# Trecho selecionado:

● ● ● ●

Compreensivo, conversei com eles em português e apontei
na direção do hotel, localizado a uns cem metros do ponto onde estávamos. O líder poliglota trajava uma camiseta de
propaganda, muito fininha, com a inscrição “Casa das Tintas, a Princesinha do
Agreste”.
Havia um incontido desapontamento do líder em me ver
falando em português, enquanto os demais demonstravam algum alívio em dialogar
com alguém no vernáculo. Não teve jeito, o orgulhoso guia continuava
irremissível, deitava falação naquele dialeto anglo-brasileiro, sob os olhares
admirados e embevecidos de todo o grupo, que por certo o consideravam uma
sensação, afinal falava a língua dos gringos, um verdadeiro “cabra bom!”.
Feitos os agradecimentos, apertadas as mãos, não resisti
e perguntei de onde eram. O líder anglófilo respondeu: “everybody from Ducks
and this one, apontando para um baixinho, from Serjaipe”. Entendi que um deles,
o tal baixinho, era de Sergipe, mas não entendi de onde eram os demais. Aí perguntei:
“Ducks?”

● ● ● ●

# Dados armazenados:

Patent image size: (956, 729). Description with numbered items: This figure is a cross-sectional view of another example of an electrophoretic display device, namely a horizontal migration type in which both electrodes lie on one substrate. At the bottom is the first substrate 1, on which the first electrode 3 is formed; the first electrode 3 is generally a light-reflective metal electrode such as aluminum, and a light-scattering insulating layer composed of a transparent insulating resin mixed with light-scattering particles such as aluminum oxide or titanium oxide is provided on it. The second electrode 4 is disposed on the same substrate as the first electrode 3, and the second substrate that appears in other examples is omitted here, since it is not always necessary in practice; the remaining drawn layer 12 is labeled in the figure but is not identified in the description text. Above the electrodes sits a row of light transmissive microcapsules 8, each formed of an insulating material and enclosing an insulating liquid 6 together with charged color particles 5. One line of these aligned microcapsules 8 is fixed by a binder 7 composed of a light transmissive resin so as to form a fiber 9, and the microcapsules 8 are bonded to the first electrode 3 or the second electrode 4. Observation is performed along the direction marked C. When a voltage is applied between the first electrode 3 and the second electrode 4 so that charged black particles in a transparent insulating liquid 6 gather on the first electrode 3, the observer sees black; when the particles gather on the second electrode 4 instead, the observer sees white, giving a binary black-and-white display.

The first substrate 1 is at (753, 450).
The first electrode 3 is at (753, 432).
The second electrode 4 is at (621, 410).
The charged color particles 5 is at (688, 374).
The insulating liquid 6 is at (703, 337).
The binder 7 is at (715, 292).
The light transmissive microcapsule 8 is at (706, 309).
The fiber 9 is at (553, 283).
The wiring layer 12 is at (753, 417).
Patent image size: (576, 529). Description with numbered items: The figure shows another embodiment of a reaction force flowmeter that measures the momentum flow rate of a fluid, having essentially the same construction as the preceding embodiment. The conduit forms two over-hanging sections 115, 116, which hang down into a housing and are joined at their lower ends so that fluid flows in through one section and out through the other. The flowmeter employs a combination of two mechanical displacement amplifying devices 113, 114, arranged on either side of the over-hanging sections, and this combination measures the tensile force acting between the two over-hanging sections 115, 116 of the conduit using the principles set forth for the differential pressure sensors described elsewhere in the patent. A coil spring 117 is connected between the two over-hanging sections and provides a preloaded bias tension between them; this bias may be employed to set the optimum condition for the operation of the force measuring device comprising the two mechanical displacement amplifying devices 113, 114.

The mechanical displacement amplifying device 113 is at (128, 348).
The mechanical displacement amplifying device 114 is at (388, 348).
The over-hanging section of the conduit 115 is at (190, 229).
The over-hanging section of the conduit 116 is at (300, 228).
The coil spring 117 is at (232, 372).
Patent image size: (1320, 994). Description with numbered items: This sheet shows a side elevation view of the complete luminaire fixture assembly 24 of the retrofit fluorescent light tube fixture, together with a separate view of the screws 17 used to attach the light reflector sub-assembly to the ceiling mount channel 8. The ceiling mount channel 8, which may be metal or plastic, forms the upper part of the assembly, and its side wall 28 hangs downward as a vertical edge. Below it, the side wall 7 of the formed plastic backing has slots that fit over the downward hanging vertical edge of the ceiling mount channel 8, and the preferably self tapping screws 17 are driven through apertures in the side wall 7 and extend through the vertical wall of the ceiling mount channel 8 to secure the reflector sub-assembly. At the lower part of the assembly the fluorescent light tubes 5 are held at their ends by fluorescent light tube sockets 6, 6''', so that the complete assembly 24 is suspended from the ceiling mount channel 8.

● ● ● ●

# Instrução dada:
Segundo o trecho selecionado, que inscrição havia na camiseta do líder do grupo?

# Resultado:
“Casa das Tintas, a Princesinha do Agreste”.